◆ Given task ◆
Please list all lines of the material below in which the string "JSON" occurs.

------------------------------

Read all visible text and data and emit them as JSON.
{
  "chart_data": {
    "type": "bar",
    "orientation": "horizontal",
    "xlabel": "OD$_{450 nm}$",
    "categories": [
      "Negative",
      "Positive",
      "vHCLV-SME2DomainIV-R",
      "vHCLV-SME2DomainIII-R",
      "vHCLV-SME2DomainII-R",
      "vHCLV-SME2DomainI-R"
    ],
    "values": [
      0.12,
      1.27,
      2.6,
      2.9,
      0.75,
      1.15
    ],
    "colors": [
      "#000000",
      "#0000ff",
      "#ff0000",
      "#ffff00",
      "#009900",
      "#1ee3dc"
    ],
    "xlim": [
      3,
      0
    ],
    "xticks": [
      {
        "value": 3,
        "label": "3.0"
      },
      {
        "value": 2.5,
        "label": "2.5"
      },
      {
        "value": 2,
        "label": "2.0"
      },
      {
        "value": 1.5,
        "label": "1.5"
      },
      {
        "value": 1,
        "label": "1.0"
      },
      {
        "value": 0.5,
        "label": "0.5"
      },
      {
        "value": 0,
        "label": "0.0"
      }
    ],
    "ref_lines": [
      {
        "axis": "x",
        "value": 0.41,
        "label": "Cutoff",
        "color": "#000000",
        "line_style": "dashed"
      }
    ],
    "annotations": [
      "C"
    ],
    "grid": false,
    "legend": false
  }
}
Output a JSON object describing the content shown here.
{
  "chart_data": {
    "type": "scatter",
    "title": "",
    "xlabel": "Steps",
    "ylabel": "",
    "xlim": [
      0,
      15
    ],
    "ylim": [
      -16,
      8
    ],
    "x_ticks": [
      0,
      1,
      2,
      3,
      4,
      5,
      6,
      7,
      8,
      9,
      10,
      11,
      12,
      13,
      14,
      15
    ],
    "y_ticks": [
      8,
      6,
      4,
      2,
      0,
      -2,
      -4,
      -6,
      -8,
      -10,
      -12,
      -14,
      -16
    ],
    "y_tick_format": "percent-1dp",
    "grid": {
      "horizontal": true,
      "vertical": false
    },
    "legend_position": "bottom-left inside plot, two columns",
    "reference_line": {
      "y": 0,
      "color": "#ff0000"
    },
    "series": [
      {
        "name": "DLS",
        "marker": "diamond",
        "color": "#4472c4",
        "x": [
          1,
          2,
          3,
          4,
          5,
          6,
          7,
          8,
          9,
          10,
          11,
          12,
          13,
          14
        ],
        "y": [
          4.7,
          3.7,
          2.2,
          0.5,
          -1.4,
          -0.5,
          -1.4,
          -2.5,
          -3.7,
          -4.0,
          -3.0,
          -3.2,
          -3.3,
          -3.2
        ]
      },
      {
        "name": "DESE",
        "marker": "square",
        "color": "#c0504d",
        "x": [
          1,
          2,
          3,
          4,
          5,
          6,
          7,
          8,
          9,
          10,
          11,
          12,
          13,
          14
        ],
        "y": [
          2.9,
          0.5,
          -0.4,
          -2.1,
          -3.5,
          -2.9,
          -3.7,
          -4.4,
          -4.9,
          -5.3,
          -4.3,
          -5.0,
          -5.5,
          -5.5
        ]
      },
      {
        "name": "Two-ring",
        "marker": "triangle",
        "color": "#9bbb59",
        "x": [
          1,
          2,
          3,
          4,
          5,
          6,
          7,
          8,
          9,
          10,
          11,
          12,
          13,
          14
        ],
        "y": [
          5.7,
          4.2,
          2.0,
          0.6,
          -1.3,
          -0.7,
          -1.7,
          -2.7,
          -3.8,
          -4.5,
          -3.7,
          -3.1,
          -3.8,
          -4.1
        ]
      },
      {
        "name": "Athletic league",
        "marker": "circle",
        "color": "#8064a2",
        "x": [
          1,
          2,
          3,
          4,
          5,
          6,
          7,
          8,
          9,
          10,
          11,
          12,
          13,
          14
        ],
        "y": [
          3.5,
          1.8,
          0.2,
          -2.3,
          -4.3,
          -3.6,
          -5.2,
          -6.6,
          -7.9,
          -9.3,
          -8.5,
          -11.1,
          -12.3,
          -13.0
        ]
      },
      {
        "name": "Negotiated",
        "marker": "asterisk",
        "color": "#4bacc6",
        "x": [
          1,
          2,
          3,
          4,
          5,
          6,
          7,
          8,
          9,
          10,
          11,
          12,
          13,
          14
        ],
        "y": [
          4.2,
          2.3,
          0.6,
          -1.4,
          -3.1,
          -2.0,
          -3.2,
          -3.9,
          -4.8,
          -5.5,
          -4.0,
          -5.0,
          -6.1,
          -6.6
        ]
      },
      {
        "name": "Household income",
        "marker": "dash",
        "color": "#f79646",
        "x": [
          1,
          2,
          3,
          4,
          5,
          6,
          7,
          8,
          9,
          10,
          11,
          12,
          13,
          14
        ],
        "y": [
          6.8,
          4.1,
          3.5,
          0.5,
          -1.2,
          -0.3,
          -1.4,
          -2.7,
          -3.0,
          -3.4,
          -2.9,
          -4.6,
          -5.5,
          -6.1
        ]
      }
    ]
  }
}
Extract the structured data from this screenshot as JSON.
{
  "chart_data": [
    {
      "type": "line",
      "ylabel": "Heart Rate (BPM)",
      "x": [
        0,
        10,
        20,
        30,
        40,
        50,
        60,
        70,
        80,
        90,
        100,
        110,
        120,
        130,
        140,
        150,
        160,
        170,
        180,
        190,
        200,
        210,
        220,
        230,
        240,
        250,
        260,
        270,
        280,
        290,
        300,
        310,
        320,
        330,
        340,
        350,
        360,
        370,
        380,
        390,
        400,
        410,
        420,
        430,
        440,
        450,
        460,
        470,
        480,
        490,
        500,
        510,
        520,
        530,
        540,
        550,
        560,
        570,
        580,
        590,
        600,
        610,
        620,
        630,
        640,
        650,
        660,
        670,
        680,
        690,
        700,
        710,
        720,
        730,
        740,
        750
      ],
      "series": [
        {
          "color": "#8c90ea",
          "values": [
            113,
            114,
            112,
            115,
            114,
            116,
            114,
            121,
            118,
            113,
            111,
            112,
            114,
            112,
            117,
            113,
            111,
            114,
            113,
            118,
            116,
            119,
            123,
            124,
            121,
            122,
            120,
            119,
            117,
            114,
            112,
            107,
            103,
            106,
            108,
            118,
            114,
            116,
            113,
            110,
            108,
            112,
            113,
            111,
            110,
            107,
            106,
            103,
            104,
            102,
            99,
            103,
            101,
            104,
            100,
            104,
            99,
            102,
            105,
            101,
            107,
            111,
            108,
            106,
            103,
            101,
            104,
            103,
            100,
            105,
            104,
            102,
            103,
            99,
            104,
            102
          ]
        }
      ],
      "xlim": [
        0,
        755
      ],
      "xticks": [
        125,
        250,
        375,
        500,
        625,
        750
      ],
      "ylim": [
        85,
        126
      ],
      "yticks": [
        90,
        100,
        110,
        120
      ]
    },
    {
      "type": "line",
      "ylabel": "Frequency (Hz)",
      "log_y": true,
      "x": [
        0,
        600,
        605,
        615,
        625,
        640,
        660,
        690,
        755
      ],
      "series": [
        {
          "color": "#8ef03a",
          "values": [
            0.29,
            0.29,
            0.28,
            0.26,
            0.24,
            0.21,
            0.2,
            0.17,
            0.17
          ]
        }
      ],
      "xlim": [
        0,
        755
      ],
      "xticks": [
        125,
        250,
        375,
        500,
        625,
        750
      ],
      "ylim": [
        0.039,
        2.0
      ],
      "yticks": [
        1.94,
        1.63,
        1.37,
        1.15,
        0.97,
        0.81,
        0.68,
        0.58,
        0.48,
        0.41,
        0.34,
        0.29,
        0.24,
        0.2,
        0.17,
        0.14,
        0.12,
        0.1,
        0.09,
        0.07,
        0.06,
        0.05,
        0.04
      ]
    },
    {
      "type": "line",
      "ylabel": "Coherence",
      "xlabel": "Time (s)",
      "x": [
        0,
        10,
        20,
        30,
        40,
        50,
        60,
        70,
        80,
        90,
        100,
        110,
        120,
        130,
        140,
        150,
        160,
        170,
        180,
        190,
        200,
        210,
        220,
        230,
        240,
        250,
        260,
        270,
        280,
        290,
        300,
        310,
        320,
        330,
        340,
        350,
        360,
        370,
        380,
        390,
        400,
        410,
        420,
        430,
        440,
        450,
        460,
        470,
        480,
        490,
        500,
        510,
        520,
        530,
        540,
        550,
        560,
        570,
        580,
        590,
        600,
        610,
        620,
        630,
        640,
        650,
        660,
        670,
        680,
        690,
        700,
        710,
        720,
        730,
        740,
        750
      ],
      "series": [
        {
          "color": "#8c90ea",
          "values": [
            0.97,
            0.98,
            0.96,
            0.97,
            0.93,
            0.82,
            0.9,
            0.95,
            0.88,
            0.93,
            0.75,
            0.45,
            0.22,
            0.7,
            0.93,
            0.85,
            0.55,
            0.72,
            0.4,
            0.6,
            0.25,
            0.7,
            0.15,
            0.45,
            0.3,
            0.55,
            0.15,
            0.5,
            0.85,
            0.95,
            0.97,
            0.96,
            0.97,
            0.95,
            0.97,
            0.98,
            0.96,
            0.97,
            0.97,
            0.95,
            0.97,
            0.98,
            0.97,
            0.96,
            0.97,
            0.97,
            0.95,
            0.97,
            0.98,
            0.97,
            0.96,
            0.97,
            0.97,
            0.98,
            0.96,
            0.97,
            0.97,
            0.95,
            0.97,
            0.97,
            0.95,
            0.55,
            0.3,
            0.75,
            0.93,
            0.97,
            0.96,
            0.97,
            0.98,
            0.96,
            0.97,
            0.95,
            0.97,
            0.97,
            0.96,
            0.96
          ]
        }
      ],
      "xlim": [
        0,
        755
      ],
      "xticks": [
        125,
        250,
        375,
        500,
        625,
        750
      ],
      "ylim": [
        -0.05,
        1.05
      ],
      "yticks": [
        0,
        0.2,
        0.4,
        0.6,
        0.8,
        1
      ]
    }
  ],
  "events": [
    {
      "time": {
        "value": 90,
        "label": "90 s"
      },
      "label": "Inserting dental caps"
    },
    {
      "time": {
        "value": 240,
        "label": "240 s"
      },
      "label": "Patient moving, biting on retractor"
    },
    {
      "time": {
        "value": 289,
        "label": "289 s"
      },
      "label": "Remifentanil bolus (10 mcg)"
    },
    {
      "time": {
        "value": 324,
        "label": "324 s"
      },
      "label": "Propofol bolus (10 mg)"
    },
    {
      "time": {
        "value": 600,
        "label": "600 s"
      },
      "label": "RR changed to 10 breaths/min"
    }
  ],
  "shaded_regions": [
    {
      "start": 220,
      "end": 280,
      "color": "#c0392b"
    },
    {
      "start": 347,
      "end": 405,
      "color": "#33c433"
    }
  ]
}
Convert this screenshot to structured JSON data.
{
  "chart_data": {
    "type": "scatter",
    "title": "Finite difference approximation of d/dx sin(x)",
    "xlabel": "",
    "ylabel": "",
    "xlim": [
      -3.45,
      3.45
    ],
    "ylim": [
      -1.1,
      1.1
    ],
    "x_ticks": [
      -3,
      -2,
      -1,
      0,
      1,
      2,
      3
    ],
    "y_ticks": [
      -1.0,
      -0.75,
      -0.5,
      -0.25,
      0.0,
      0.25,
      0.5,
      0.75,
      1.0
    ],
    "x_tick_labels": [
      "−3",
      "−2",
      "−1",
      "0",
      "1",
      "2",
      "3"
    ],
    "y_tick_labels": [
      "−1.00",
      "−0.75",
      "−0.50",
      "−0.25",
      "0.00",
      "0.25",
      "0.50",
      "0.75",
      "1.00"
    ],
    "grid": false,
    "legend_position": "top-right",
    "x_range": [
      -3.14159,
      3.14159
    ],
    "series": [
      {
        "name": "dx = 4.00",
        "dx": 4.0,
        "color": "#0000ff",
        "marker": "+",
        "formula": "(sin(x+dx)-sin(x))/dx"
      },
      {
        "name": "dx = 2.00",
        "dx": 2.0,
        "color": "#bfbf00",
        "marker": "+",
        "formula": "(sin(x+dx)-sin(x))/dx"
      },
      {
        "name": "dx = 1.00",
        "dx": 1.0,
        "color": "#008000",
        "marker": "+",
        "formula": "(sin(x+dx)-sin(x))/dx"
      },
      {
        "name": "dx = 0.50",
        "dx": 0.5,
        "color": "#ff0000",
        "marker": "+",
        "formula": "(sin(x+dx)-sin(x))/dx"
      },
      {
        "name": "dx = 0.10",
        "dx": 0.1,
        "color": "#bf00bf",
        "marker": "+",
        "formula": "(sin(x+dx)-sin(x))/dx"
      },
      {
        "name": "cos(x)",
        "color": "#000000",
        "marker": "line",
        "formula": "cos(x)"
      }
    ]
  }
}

------------------------------

◆ Output of the exercise ◆
Read all visible text and data and emit them as JSON.
Output a JSON object describing the content shown here.
Extract the structured data from this screenshot as JSON.
Convert this screenshot to structured JSON data.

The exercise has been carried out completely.